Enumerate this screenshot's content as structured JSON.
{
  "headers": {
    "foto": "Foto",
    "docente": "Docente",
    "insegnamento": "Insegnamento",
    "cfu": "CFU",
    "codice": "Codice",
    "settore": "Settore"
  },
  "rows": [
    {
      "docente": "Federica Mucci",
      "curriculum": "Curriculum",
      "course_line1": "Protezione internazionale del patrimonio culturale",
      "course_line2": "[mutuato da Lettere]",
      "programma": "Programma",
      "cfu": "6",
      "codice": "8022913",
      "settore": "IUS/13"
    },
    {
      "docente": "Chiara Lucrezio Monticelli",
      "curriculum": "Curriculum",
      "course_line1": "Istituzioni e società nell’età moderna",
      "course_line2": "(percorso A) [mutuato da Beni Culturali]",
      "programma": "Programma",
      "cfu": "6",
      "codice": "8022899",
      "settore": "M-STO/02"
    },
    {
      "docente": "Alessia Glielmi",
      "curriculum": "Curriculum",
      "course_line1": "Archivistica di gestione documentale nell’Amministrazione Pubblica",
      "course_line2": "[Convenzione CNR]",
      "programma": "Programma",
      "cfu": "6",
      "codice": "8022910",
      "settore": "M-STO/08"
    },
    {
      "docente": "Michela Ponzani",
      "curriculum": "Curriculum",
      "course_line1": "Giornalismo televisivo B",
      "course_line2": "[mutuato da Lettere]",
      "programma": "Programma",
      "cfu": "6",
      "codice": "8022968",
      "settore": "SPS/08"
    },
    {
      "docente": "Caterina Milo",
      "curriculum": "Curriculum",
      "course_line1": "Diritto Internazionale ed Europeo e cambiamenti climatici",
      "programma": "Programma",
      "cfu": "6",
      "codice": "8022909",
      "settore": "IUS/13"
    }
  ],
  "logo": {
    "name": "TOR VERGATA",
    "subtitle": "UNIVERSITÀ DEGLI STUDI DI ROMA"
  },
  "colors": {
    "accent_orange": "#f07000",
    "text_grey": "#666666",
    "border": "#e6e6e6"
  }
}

--------------------------------

* _Instruction_
Give back each line above precisely as it stands.

* _Answer to the task_
Enumerate this screenshot's content as structured JSON.
{
  "headers": {
    "foto": "Foto",
    "docente": "Docente",
    "insegnamento": "Insegnamento",
    "cfu": "CFU",
    "codice": "Codice",
    "settore": "Settore"
  },
  "rows": [
    {
      "docente": "Federica Mucci",
      "curriculum": "Curriculum",
      "course_line1": "Protezione internazionale del patrimonio culturale",
      "course_line2": "[mutuato da Lettere]",
      "programma": "Programma",
      "cfu": "6",
      "codice": "8022913",
      "settore": "IUS/13"
    },
    {
      "docente": "Chiara Lucrezio Monticelli",
      "curriculum": "Curriculum",
      "course_line1": "Istituzioni e società nell’età moderna",
      "course_line2": "(percorso A) [mutuato da Beni Culturali]",
      "programma": "Programma",
      "cfu": "6",
      "codice": "8022899",
      "settore": "M-STO/02"
    },
    {
      "docente": "Alessia Glielmi",
      "curriculum": "Curriculum",
      "course_line1": "Archivistica di gestione documentale nell’Amministrazione Pubblica",
      "course_line2": "[Convenzione CNR]",
      "programma": "Programma",
      "cfu": "6",
      "codice": "8022910",
      "settore": "M-STO/08"
    },
    {
      "docente": "Michela Ponzani",
      "curriculum": "Curriculum",
      "course_line1": "Giornalismo televisivo B",
      "course_line2": "[mutuato da Lettere]",
      "programma": "Programma",
      "cfu": "6",
      "codice": "8022968",
      "settore": "SPS/08"
    },
    {
      "docente": "Caterina Milo",
      "curriculum": "Curriculum",
      "course_line1": "Diritto Internazionale ed Europeo e cambiamenti climatici",
      "programma": "Programma",
      "cfu": "6",
      "codice": "8022909",
      "settore": "IUS/13"
    }
  ],
  "logo": {
    "name": "TOR VERGATA",
    "subtitle": "UNIVERSITÀ DEGLI STUDI DI ROMA"
  },
  "colors": {
    "accent_orange": "#f07000",
    "text_grey": "#666666",
    "border": "#e6e6e6"
  }
}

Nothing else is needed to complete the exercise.